[START OF Dataset records]

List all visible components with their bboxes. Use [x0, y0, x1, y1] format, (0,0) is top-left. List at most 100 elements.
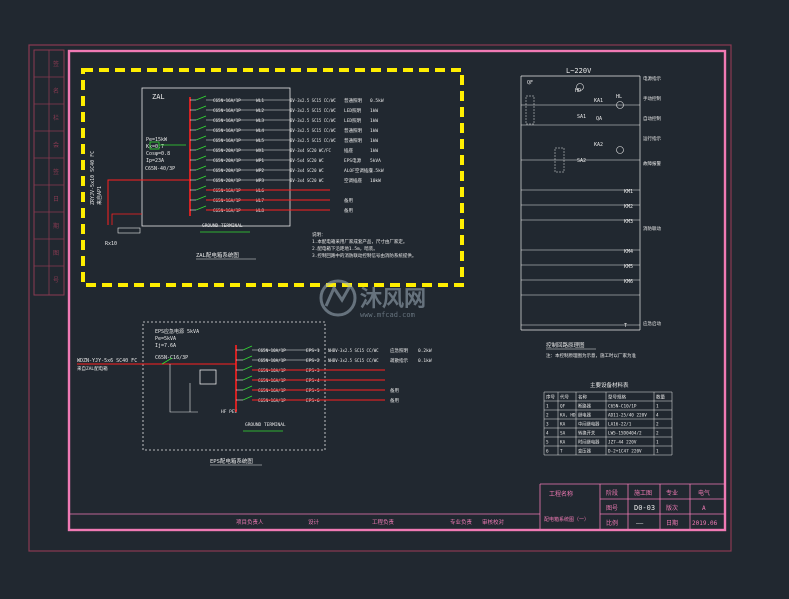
table-header: 数量	[656, 394, 665, 401]
control-circuit: L~220V QF HD KA1 KA2 HL SA1 SA2 QA KM1 KM2 KM3 KM4 K…	[520, 67, 661, 359]
zal-kw: 1kW	[370, 118, 378, 124]
tb-prof-label: 专业	[666, 489, 678, 497]
eps-panel: EPS应急电源 5kVA Pe=5kVA Ij=7.6A C65N-C16/3P…	[77, 321, 432, 466]
zal-breaker: C65N-16A/1P	[213, 118, 241, 123]
eps-switch-icon	[242, 345, 253, 351]
zal-kw: 10kW	[370, 178, 381, 184]
control-label: KM1	[624, 189, 633, 195]
control-note: 自动控制	[643, 115, 661, 122]
zal-circuit-no: WP2	[256, 168, 264, 174]
eps-circuit-no: EPS-2	[306, 358, 320, 364]
eps-switch-icon	[242, 395, 253, 401]
control-label: T	[624, 323, 627, 329]
tb-project-label: 工程名称	[549, 490, 573, 498]
title-block-bottom-label: 工程负责	[372, 518, 395, 526]
table-cell: QF	[560, 404, 566, 410]
zal-cable: BV-3x2.5 SC15 CC/WC	[290, 98, 336, 103]
left-signature-strip: 签名栏会签日期图号	[33, 49, 65, 296]
eps-ground-bar: GROUND TERMINAL	[245, 422, 286, 428]
table-cell: KA, HD	[560, 413, 576, 419]
control-label: HL	[616, 94, 622, 100]
zal-switch-icon	[195, 175, 207, 181]
title-block-bottom-row: 项目负责人 设计 工程负责 专业负责 审核校对	[236, 518, 505, 526]
zal-note: 2.配电箱下沿距地1.5m，暗装。	[312, 245, 378, 252]
zal-load: 普通照明	[344, 137, 362, 144]
eps-load: 疏散指示	[390, 357, 408, 364]
control-title: L~220V	[566, 67, 592, 75]
zal-cable: BV-3x4 SC20 WC/FC	[290, 148, 332, 153]
tb-stage-value: 施工图	[634, 489, 652, 497]
watermark: 沐风网 www.mfcad.com	[319, 279, 426, 319]
zal-load: ALOF空调插座	[344, 167, 373, 174]
eps-breaker: C65N-10A/1P	[258, 358, 286, 363]
eps-switch-icon	[242, 375, 253, 381]
zal-switch-icon	[195, 205, 207, 211]
zal-circuit-no: WP1	[256, 158, 264, 164]
control-note: 电源指示	[643, 75, 661, 82]
table-cell: D-2+1C47 220V	[608, 449, 642, 455]
zal-main-breaker: C65N-40/3P	[145, 166, 175, 172]
zal-cable: BV-5x4 SC20 WC	[290, 158, 324, 163]
zal-circuit-no: WL4	[256, 128, 264, 134]
zal-ground-bar: GROUND TERMINAL	[202, 223, 243, 229]
control-label: KM3	[624, 219, 633, 225]
control-right-notes: 电源指示手动控制自动控制运行指示故障报警消防联动应急启动	[643, 75, 661, 327]
eps-kw: 0.1kW	[418, 358, 432, 364]
zal-kw: 1kW	[370, 138, 378, 144]
zal-incoming-cable: ZRYJV-5x10 SC40 FC	[90, 151, 96, 205]
table-cell: 继电器	[578, 412, 592, 419]
table-cell: 1	[656, 440, 659, 446]
strip-label: 签	[53, 168, 59, 176]
control-label: KA2	[594, 142, 603, 148]
zal-circuit-no: WL5	[256, 138, 264, 144]
table-cell: 2	[546, 413, 549, 419]
zal-breaker: C65N-20A/1P	[213, 158, 241, 163]
zal-load: 普通照明	[344, 97, 362, 104]
eps-circuit-no: EPS-1	[306, 348, 320, 354]
eps-incoming-tag: 来自ZAL配电箱	[77, 365, 108, 372]
table-cell: 时间继电器	[578, 439, 600, 446]
zal-switch-icon	[195, 155, 207, 161]
control-caption: 控制回路原理图	[546, 341, 585, 349]
table-cell: T	[560, 449, 563, 455]
eps-cable: NHBV-3x2.5 SC15 CC/WC	[328, 358, 379, 363]
title-block: 工程名称 配电箱系统图（一） 阶段 施工图 专业 电气 图号 D0-03 版次 …	[69, 483, 725, 530]
eps-load: 备用	[390, 397, 399, 404]
tb-date-value: 2019.06	[692, 520, 718, 527]
tb-version-label: 版次	[666, 504, 678, 512]
zal-caption: ZAL配电箱系统图	[196, 251, 239, 259]
zal-breaker: C65N-16A/1P	[213, 128, 241, 133]
control-label: HD	[575, 88, 581, 94]
control-label: KM2	[624, 204, 633, 210]
zal-param-2: Cosφ=0.8	[146, 151, 170, 157]
tb-drawing-no-label: 图号	[606, 505, 618, 512]
materials-table: 主要设备材料表 序号 代号 名称 型号规格 数量 1 QF 断路器 C65N-C10/1P 1 2 K…	[543, 381, 673, 456]
zal-switch-icon	[195, 145, 207, 151]
control-label: QA	[596, 116, 602, 122]
eps-circuit-no: EPS-5	[306, 388, 320, 394]
zal-circuit-no: WL2	[256, 108, 264, 114]
materials-grid: 序号 代号 名称 型号规格 数量 1 QF 断路器 C65N-C10/1P 1 2 KA, HD 继电器…	[543, 391, 673, 456]
zal-cable: BV-3x4 SC20 WC	[290, 178, 324, 183]
zal-circuit-no: WL8	[256, 208, 264, 214]
zal-circuit-no: WL1	[256, 98, 264, 104]
zal-panel: ZAL Pe=15kW Kx=0.7 Cosφ=0.8 Ip=23A C65N-…	[90, 87, 416, 260]
strip-label: 日	[53, 196, 59, 203]
table-header: 型号规格	[608, 394, 626, 401]
table-header: 序号	[546, 394, 555, 401]
tb-stage-label: 阶段	[606, 489, 618, 497]
strip-label: 名	[53, 87, 59, 95]
control-label: SA2	[577, 158, 586, 164]
table-cell: 2	[656, 422, 659, 428]
zal-kw: 5kVA	[370, 158, 381, 164]
zal-circuit-no: WX1	[256, 148, 264, 154]
zal-breaker: C65N-20A/1P	[213, 168, 241, 173]
table-cell: 1	[656, 449, 659, 455]
strip-label: 号	[53, 277, 59, 284]
eps-device: HF PEV	[221, 409, 238, 415]
control-label: KA1	[594, 98, 603, 104]
control-note: 手动控制	[643, 95, 661, 102]
control-labels: QF HD KA1 KA2 HL SA1 SA2 QA KM1 KM2 KM3 KM4 KM5 KM6 T	[527, 80, 633, 329]
zal-switch-icon	[195, 115, 207, 121]
zal-param-3: Ip=23A	[146, 158, 164, 164]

[END OF Dataset records]

**Challenge**
Can you reproduce every entry above word for word, leaving out any pictures?

**Result**
List all visible components with their bboxes. Use [x0, y0, x1, y1] format, (0,0) is top-left. List at most 100 elements.
table-header: 数量	[656, 394, 665, 401]
control-circuit: L~220V QF HD KA1 KA2 HL SA1 SA2 QA KM1 KM2 KM3 KM4 K…	[520, 67, 661, 359]
zal-kw: 1kW	[370, 118, 378, 124]
tb-prof-label: 专业	[666, 489, 678, 497]
eps-panel: EPS应急电源 5kVA Pe=5kVA Ij=7.6A C65N-C16/3P…	[77, 321, 432, 466]
zal-breaker: C65N-16A/1P	[213, 118, 241, 123]
eps-switch-icon	[242, 345, 253, 351]
zal-kw: 10kW	[370, 178, 381, 184]
control-label: KM1	[624, 189, 633, 195]
control-note: 自动控制	[643, 115, 661, 122]
zal-circuit-no: WP2	[256, 168, 264, 174]
eps-circuit-no: EPS-2	[306, 358, 320, 364]
eps-switch-icon	[242, 395, 253, 401]
control-label: T	[624, 323, 627, 329]
tb-project-label: 工程名称	[549, 490, 573, 498]
title-block-bottom-label: 工程负责	[372, 518, 395, 526]
table-cell: QF	[560, 404, 566, 410]
zal-cable: BV-3x2.5 SC15 CC/WC	[290, 98, 336, 103]
left-signature-strip: 签名栏会签日期图号	[33, 49, 65, 296]
eps-ground-bar: GROUND TERMINAL	[245, 422, 286, 428]
table-cell: KA, HD	[560, 413, 576, 419]
control-label: HL	[616, 94, 622, 100]
zal-switch-icon	[195, 175, 207, 181]
title-block-bottom-row: 项目负责人 设计 工程负责 专业负责 审核校对	[236, 518, 505, 526]
zal-note: 2.配电箱下沿距地1.5m，暗装。	[312, 245, 378, 252]
zal-load: 普通照明	[344, 137, 362, 144]
eps-load: 疏散指示	[390, 357, 408, 364]
control-title: L~220V	[566, 67, 592, 75]
zal-cable: BV-3x4 SC20 WC/FC	[290, 148, 332, 153]
tb-stage-value: 施工图	[634, 489, 652, 497]
watermark: 沐风网 www.mfcad.com	[319, 279, 426, 319]
zal-load: ALOF空调插座	[344, 167, 373, 174]
eps-breaker: C65N-10A/1P	[258, 358, 286, 363]
eps-switch-icon	[242, 375, 253, 381]
zal-switch-icon	[195, 205, 207, 211]
zal-circuit-no: WP1	[256, 158, 264, 164]
control-note: 电源指示	[643, 75, 661, 82]
table-cell: D-2+1C47 220V	[608, 449, 642, 455]
zal-main-breaker: C65N-40/3P	[145, 166, 175, 172]
zal-cable: BV-5x4 SC20 WC	[290, 158, 324, 163]
zal-circuit-no: WL4	[256, 128, 264, 134]
zal-ground-bar: GROUND TERMINAL	[202, 223, 243, 229]
control-label: KM3	[624, 219, 633, 225]
control-right-notes: 电源指示手动控制自动控制运行指示故障报警消防联动应急启动	[643, 75, 661, 327]
eps-kw: 0.1kW	[418, 358, 432, 364]
zal-kw: 1kW	[370, 138, 378, 144]
zal-incoming-cable: ZRYJV-5x10 SC40 FC	[90, 151, 96, 205]
table-cell: 继电器	[578, 412, 592, 419]
table-cell: 1	[656, 440, 659, 446]
strip-label: 签	[53, 168, 59, 176]
control-label: KA2	[594, 142, 603, 148]
zal-circuit-no: WL5	[256, 138, 264, 144]
table-cell: 2	[546, 413, 549, 419]
zal-breaker: C65N-20A/1P	[213, 158, 241, 163]
zal-load: 普通照明	[344, 97, 362, 104]
eps-circuit-no: EPS-1	[306, 348, 320, 354]
eps-incoming-tag: 来自ZAL配电箱	[77, 365, 108, 372]
table-cell: 时间继电器	[578, 439, 600, 446]
zal-switch-icon	[195, 155, 207, 161]
control-caption: 控制回路原理图	[546, 341, 585, 349]
table-cell: T	[560, 449, 563, 455]
eps-cable: NHBV-3x2.5 SC15 CC/WC	[328, 358, 379, 363]
title-block: 工程名称 配电箱系统图（一） 阶段 施工图 专业 电气 图号 D0-03 版次 …	[69, 483, 725, 530]
eps-load: 备用	[390, 397, 399, 404]
tb-date-value: 2019.06	[692, 520, 718, 527]
tb-version-label: 版次	[666, 504, 678, 512]
zal-caption: ZAL配电箱系统图	[196, 251, 239, 259]
zal-breaker: C65N-16A/1P	[213, 128, 241, 133]
control-label: HD	[575, 88, 581, 94]
control-label: KM2	[624, 204, 633, 210]
zal-param-2: Cosφ=0.8	[146, 151, 170, 157]
tb-drawing-no-label: 图号	[606, 505, 618, 512]
materials-table: 主要设备材料表 序号 代号 名称 型号规格 数量 1 QF 断路器 C65N-C10/1P 1 2 K…	[543, 381, 673, 456]
zal-switch-icon	[195, 145, 207, 151]
control-label: QA	[596, 116, 602, 122]
eps-circuit-no: EPS-5	[306, 388, 320, 394]
zal-circuit-no: WL2	[256, 108, 264, 114]
materials-grid: 序号 代号 名称 型号规格 数量 1 QF 断路器 C65N-C10/1P 1 2 KA, HD 继电器…	[543, 391, 673, 456]
zal-cable: BV-3x4 SC20 WC	[290, 178, 324, 183]
zal-circuit-no: WL8	[256, 208, 264, 214]
zal-circuit-no: WL1	[256, 98, 264, 104]
zal-panel: ZAL Pe=15kW Kx=0.7 Cosφ=0.8 Ip=23A C65N-…	[90, 87, 416, 260]
strip-label: 日	[53, 196, 59, 203]
table-header: 型号规格	[608, 394, 626, 401]
table-header: 序号	[546, 394, 555, 401]
tb-stage-label: 阶段	[606, 489, 618, 497]
strip-label: 名	[53, 87, 59, 95]
control-label: SA2	[577, 158, 586, 164]
table-cell: 2	[656, 422, 659, 428]
zal-kw: 5kVA	[370, 158, 381, 164]
zal-circuit-no: WX1	[256, 148, 264, 154]
zal-breaker: C65N-20A/1P	[213, 168, 241, 173]
table-cell: 1	[656, 449, 659, 455]
strip-label: 号	[53, 277, 59, 284]
eps-device: HF PEV	[221, 409, 238, 415]
control-label: KA1	[594, 98, 603, 104]
control-note: 手动控制	[643, 95, 661, 102]
control-labels: QF HD KA1 KA2 HL SA1 SA2 QA KM1 KM2 KM3 KM4 KM5 KM6 T	[527, 80, 633, 329]
zal-switch-icon	[195, 115, 207, 121]
zal-param-3: Ip=23A	[146, 158, 164, 164]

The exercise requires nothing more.